BRIEF
From the entries below, copy out every line with "this" in it.

DATA

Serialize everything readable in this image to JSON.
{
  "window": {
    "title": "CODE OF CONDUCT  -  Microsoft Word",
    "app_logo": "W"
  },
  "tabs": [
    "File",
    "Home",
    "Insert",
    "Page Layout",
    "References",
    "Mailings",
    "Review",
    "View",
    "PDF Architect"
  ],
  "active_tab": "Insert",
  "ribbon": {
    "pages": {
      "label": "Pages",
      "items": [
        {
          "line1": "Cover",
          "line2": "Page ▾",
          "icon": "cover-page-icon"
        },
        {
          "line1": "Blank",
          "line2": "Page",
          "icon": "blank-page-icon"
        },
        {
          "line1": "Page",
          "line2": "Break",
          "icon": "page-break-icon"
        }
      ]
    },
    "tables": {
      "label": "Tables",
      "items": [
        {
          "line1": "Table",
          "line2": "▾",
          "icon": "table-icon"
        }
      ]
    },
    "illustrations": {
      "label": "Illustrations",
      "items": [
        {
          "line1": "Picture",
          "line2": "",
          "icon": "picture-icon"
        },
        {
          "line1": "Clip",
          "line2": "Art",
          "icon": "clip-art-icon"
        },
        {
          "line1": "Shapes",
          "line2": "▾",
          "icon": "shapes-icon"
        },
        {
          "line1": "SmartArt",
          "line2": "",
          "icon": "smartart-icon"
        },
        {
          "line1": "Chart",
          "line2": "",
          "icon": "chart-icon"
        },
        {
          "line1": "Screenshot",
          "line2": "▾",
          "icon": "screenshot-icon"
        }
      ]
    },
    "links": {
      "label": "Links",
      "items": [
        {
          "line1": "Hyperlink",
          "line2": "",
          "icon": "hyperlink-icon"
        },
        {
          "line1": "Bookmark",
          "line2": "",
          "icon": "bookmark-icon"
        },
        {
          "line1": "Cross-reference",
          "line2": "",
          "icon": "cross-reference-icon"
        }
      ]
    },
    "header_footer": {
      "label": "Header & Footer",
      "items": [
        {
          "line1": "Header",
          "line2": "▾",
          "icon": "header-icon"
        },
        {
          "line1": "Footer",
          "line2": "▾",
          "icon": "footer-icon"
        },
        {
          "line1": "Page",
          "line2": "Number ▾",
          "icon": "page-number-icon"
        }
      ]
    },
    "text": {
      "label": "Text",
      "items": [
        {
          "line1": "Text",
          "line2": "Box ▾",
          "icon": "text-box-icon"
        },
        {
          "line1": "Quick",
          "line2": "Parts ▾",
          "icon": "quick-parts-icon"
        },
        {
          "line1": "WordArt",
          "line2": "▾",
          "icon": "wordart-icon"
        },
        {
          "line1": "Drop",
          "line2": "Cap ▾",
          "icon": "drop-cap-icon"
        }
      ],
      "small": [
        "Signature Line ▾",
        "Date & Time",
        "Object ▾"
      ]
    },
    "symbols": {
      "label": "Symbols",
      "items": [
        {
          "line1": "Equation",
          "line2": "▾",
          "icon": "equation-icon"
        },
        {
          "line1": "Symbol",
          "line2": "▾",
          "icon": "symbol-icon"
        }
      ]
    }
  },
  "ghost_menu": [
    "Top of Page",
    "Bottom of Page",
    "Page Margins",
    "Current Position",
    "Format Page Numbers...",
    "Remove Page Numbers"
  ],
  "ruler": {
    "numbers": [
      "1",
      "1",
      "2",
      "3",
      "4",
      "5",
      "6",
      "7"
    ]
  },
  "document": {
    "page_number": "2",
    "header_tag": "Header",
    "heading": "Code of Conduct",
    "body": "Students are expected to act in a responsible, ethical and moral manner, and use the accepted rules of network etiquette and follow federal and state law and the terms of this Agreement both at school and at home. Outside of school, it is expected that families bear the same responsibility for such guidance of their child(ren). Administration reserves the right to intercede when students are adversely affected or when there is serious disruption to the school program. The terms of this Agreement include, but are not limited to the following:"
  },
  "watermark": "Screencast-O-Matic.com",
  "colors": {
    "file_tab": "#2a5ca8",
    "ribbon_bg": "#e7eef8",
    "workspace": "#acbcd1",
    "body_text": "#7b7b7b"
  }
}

TASK SOLUTION
Serialize everything readable in this image to JSON.
    "body": "Students are expected to act in a responsible, ethical and moral manner, and use the accepted rules of network etiquette and follow federal and state law and the terms of this Agreement both at school and at home. Outside of school, it is expected that families bear the same responsibility for such guidance of their child(ren). Administration reserves the right to intercede when students are adversely affected or when there is serious disruption to the school program. The terms of this Agreement include, but are not limited to the following:"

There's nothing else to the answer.